**Extracted information**
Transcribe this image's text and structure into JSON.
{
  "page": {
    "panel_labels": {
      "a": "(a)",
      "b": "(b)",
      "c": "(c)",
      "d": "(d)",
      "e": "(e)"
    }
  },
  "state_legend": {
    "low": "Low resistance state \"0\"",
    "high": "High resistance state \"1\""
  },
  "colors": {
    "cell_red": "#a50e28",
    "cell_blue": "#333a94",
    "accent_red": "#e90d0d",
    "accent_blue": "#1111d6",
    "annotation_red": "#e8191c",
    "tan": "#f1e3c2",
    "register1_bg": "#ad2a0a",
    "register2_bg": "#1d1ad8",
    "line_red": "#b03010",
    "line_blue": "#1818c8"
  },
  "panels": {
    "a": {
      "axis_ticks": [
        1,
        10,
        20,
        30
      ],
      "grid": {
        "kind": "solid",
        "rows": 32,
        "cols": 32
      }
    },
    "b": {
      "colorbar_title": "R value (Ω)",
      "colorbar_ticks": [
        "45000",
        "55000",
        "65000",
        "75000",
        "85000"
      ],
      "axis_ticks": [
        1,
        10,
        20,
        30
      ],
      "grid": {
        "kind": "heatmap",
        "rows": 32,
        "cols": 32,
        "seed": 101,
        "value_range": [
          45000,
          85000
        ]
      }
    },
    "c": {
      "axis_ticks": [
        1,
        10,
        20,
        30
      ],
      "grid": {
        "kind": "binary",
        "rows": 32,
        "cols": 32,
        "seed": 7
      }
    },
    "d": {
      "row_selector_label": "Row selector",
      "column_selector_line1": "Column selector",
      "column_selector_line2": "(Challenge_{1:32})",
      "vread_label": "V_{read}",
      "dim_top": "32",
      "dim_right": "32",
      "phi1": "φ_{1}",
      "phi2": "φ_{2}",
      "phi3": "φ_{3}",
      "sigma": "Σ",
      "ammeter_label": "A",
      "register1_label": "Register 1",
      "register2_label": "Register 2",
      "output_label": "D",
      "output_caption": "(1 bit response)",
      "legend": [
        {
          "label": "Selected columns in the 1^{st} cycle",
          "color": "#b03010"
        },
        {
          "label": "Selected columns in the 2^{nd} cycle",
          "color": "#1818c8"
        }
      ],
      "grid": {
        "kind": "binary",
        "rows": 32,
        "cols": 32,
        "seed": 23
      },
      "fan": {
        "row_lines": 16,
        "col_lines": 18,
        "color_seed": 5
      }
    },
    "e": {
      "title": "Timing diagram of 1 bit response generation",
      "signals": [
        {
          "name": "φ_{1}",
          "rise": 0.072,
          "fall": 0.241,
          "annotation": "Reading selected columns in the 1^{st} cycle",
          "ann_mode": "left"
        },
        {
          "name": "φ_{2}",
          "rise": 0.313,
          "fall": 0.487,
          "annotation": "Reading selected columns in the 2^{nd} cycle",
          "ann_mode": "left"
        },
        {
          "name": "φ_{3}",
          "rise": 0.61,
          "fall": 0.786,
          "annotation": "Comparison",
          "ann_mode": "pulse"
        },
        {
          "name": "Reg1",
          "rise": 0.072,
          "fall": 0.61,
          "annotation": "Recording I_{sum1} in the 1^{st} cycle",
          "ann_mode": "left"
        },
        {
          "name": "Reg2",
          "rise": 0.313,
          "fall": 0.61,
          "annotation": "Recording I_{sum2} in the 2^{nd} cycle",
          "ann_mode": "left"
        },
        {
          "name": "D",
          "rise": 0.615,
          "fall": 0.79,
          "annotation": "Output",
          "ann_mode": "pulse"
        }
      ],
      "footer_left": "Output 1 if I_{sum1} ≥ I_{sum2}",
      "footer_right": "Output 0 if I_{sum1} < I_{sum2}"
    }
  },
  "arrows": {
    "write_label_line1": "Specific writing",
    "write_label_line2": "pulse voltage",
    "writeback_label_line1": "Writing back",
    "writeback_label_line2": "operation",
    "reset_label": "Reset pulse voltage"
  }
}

**Requirement**
Your answer should be a single number: how many lines in the data above include "fall"?

**Result**
6